**SHORT TASK**
Report how many lines of the listing below include the word "Clear". Give nothing but the number.

Stored data entries:
— begin —

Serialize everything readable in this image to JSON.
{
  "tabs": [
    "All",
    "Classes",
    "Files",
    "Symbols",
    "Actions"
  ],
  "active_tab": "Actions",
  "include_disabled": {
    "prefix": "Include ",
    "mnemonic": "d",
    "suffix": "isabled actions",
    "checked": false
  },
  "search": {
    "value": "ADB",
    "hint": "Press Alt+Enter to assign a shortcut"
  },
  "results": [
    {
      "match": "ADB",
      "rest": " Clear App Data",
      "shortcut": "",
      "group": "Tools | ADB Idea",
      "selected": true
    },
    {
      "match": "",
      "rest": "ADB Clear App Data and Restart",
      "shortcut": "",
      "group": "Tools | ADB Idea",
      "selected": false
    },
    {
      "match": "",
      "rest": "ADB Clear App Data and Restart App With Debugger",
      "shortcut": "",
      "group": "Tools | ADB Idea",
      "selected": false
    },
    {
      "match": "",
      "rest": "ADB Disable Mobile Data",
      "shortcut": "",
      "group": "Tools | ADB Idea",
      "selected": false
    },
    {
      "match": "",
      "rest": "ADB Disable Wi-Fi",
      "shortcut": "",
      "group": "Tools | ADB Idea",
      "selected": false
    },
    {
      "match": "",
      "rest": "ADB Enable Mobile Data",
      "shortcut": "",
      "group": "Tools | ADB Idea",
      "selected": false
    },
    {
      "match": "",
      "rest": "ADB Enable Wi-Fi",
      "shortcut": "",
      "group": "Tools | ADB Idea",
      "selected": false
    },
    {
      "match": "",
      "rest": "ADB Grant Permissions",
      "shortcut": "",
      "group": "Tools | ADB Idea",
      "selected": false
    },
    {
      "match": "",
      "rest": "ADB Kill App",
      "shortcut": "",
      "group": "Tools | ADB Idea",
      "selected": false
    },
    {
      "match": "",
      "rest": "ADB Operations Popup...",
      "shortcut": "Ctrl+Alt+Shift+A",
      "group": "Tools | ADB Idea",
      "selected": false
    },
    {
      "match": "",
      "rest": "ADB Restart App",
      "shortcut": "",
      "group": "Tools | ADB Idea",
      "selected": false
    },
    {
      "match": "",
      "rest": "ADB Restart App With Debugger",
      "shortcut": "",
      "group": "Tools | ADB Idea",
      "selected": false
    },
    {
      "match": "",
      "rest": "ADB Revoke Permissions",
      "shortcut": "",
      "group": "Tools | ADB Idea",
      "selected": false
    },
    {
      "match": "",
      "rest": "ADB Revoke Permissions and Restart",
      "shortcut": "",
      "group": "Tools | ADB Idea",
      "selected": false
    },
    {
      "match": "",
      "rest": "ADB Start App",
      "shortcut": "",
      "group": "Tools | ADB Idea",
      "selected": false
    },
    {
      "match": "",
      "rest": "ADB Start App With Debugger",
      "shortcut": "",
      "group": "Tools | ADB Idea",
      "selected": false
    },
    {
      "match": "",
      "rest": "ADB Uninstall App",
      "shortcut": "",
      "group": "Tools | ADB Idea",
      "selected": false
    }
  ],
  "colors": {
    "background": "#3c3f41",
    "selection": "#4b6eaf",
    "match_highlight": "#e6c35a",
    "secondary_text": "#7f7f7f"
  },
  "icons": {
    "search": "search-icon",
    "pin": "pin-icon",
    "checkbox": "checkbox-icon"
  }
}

— end —

**FULL RESPONSE**
3